* [Problem to solve]: Read the lines that follow and tally those with the word "колебания"; give the number and nothing else.

(Source data)
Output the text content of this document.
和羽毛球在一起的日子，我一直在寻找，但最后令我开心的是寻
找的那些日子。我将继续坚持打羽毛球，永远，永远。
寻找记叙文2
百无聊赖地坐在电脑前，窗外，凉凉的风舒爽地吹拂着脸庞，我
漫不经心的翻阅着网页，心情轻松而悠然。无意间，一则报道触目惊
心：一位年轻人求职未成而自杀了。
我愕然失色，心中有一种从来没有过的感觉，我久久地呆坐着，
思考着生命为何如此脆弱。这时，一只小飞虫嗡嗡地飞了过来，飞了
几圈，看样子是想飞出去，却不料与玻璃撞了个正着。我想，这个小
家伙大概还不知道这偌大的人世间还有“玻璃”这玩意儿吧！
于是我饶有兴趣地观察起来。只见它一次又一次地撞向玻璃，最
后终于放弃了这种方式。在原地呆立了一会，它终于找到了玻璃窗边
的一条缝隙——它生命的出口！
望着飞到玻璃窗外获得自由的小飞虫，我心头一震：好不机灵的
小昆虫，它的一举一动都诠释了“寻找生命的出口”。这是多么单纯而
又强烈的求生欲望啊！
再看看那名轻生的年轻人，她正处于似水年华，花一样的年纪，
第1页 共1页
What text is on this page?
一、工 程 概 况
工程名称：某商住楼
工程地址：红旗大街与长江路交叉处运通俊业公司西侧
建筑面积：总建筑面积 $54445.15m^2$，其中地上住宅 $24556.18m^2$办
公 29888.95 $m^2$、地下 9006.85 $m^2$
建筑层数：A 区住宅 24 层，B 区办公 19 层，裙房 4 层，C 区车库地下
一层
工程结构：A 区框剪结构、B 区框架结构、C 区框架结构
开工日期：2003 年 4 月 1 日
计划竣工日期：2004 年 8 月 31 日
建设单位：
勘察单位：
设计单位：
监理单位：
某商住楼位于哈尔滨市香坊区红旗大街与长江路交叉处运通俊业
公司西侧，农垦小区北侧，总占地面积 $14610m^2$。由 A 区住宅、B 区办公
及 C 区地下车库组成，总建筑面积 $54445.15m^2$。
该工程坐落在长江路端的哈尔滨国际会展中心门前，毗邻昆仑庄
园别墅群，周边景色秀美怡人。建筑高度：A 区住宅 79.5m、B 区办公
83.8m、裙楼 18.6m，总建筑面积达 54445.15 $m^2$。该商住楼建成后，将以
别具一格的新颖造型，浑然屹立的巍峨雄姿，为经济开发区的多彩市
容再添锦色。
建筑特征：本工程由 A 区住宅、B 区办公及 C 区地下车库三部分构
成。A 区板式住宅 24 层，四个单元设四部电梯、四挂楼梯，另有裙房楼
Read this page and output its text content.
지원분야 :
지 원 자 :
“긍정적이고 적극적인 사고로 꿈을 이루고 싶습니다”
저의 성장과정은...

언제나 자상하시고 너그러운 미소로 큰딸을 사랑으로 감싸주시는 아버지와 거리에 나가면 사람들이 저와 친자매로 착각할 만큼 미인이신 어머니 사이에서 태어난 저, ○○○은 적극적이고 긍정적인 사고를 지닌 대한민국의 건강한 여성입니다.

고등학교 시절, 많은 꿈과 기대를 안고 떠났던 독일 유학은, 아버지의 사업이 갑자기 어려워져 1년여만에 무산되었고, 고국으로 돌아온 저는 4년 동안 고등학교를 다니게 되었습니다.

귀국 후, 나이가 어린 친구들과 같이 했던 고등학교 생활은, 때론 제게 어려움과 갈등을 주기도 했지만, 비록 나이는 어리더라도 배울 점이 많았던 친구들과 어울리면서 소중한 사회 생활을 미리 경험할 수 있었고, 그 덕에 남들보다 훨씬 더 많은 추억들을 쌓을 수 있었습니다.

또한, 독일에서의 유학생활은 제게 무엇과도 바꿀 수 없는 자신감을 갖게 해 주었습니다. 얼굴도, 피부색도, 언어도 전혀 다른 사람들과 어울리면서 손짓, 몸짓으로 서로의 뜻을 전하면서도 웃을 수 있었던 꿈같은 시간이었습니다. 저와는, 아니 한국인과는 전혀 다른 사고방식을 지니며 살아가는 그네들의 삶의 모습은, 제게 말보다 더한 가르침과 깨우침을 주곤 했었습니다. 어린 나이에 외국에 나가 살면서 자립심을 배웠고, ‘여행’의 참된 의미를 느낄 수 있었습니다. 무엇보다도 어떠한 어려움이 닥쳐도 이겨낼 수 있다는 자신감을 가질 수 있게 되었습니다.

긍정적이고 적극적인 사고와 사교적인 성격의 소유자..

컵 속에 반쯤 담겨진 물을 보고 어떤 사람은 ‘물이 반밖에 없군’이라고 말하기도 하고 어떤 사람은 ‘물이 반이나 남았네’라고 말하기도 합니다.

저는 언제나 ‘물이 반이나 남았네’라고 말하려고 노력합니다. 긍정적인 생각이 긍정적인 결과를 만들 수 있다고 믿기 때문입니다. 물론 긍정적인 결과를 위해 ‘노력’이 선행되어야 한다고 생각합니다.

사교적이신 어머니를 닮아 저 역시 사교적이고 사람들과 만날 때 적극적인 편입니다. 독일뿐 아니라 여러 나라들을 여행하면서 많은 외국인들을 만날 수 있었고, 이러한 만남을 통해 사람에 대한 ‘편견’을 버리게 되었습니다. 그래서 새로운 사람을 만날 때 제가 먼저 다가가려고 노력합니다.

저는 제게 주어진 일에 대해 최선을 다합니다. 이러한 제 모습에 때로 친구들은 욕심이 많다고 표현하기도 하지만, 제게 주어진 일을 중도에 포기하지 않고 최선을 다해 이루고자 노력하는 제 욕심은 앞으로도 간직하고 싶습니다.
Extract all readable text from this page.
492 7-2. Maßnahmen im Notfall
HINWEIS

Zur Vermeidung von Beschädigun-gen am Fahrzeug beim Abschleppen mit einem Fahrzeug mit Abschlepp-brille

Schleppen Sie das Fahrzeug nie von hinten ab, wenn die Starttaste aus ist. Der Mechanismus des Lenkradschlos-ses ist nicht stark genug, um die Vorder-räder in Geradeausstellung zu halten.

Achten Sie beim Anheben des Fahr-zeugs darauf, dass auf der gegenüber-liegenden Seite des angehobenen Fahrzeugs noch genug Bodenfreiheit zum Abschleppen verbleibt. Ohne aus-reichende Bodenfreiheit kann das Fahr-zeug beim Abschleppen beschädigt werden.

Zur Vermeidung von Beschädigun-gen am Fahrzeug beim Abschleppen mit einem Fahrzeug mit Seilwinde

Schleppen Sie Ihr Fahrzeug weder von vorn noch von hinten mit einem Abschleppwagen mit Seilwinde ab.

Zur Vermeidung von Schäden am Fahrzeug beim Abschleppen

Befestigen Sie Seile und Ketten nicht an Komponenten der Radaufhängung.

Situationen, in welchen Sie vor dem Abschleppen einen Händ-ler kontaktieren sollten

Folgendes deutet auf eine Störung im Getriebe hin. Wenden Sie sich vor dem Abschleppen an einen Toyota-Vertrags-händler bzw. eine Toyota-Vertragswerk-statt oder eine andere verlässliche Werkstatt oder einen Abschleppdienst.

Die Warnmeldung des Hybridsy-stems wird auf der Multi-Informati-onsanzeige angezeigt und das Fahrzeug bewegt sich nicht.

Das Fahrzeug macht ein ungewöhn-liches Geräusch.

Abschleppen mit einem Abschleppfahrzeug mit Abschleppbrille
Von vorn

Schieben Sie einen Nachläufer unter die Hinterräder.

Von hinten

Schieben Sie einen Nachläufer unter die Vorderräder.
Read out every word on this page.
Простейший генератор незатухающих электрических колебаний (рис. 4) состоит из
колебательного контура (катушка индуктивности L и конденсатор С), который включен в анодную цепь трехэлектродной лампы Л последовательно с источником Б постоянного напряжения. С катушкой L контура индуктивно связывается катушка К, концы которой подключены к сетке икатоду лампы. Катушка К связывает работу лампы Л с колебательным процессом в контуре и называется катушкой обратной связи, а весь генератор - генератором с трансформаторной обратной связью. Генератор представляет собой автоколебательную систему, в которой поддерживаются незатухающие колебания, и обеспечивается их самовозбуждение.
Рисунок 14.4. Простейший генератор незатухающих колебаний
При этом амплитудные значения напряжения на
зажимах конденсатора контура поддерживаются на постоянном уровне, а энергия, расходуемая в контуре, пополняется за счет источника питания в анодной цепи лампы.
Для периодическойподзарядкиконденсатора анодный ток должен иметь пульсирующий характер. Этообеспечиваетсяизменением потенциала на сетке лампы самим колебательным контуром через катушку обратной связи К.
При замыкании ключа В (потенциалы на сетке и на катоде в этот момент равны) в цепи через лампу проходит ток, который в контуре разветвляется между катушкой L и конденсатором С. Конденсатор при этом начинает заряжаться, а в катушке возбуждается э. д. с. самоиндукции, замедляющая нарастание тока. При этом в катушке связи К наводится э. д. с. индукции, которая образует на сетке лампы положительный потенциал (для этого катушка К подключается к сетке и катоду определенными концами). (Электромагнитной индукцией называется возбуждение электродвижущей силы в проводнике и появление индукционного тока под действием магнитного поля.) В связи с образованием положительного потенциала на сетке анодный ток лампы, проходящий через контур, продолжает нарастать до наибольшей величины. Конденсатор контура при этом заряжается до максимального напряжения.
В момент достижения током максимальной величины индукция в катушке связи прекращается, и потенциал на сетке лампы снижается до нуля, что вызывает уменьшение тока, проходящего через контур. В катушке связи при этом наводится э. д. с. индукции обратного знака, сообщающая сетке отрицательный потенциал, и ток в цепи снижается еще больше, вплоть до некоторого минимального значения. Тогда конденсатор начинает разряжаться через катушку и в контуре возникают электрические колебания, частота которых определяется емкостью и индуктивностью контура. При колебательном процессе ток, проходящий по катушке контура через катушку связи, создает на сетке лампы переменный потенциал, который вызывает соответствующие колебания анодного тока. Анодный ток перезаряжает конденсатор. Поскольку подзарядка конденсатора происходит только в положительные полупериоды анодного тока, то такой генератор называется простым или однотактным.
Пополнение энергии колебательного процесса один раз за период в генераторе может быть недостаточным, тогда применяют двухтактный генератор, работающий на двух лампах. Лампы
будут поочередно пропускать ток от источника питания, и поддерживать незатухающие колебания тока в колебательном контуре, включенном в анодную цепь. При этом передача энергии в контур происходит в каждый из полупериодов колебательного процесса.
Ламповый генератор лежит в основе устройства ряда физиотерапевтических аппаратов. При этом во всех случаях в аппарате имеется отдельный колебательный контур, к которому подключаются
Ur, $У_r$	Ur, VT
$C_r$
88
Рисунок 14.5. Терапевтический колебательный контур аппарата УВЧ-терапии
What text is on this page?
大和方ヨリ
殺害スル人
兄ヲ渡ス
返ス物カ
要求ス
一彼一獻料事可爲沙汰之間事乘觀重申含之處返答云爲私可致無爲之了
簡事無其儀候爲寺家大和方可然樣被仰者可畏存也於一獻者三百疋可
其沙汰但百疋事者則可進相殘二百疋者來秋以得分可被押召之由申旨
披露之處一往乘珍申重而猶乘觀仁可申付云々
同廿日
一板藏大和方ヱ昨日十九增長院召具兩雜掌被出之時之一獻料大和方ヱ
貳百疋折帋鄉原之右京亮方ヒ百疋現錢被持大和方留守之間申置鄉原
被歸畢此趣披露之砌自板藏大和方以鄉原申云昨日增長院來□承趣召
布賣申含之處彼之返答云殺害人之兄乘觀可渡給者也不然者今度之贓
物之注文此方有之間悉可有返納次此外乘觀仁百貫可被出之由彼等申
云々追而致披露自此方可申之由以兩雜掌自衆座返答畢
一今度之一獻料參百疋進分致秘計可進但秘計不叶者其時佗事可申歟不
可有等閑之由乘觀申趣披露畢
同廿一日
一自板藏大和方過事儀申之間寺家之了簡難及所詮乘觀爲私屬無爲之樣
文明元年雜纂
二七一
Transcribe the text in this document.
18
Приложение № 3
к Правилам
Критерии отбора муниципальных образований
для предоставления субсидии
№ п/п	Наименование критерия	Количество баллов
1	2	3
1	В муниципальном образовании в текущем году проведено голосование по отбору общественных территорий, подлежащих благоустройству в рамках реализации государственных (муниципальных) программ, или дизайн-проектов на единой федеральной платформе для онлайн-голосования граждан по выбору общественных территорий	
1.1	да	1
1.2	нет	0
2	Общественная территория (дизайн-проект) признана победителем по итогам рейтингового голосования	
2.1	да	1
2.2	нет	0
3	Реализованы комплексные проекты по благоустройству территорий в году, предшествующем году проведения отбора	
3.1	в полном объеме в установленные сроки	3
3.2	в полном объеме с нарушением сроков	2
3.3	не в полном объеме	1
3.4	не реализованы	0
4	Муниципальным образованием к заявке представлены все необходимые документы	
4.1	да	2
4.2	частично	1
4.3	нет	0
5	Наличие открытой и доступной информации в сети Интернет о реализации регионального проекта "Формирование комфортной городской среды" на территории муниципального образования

* [Result of this exercise]: 3